Required task |
From the listing below, return each line that includes "Oxide".

** Start of Exercise material **

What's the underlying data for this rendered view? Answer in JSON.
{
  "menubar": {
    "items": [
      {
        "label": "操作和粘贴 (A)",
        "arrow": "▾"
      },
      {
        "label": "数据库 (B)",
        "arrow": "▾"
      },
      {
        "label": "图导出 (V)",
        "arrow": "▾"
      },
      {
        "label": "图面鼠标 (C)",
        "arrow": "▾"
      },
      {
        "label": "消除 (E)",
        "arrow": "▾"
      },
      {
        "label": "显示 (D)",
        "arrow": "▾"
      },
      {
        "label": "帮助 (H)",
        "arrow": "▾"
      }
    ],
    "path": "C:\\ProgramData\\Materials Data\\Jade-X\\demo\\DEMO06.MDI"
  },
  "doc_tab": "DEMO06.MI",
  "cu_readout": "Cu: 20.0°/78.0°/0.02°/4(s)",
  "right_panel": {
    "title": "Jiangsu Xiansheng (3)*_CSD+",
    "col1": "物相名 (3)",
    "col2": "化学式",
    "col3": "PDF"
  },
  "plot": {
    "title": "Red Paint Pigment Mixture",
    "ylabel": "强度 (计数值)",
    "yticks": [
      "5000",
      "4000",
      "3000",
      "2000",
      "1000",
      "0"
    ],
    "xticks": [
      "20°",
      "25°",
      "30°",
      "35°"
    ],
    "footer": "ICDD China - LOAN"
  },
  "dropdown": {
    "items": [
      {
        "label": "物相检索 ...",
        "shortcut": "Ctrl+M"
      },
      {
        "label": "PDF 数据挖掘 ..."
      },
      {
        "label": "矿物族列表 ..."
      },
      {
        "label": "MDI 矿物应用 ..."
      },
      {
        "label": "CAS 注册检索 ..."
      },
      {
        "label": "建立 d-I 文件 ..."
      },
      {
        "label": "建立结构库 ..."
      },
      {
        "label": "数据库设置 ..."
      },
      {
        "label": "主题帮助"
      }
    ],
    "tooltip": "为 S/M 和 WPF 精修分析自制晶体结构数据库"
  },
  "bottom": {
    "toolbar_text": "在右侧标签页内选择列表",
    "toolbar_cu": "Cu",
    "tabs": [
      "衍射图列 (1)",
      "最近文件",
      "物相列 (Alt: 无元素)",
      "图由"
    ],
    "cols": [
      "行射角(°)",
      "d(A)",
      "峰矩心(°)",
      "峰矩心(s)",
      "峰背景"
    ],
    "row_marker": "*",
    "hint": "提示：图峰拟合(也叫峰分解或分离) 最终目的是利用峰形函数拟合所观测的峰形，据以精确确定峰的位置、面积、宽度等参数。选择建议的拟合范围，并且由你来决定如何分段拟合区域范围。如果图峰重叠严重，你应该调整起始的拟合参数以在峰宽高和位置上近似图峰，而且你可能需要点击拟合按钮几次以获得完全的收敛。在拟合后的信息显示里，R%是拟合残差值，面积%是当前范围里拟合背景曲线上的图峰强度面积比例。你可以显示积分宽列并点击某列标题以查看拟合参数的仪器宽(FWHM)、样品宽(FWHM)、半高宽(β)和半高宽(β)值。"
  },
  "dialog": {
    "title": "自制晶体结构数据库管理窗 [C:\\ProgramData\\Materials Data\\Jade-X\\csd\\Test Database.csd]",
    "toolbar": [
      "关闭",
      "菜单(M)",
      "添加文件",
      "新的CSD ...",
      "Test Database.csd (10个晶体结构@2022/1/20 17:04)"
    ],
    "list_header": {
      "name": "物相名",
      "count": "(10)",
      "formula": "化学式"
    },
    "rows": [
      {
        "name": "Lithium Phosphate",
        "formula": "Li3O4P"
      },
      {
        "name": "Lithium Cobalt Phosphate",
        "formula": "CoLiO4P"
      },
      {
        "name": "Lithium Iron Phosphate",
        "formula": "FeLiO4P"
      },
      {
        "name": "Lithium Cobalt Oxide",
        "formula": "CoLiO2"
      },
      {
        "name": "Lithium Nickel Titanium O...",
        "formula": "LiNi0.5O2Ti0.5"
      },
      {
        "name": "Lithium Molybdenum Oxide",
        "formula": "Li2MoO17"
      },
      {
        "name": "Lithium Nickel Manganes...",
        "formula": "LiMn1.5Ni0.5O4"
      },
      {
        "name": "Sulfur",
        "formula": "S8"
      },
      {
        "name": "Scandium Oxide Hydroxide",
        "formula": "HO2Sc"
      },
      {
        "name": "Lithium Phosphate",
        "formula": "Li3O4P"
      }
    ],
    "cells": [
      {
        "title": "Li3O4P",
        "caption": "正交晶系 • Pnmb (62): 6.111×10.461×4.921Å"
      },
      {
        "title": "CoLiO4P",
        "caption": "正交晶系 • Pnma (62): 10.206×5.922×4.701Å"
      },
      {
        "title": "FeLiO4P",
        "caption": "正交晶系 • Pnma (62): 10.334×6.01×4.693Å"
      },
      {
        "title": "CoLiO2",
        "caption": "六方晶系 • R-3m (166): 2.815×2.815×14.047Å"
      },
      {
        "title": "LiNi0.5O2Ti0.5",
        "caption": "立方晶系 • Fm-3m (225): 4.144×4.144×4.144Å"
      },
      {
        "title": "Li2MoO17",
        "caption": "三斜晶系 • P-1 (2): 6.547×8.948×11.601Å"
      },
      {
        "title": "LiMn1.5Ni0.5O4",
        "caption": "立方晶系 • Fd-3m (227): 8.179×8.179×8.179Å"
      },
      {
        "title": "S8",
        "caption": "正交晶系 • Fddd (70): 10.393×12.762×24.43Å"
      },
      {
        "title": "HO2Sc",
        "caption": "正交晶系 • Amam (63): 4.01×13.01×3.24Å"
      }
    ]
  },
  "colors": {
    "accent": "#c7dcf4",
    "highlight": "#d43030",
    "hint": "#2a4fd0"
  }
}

** End of Exercise material **

Full output |
        "name": "Lithium Cobalt Oxide",
        "name": "Lithium Molybdenum Oxide",
        "name": "Scandium Oxide Hydroxide",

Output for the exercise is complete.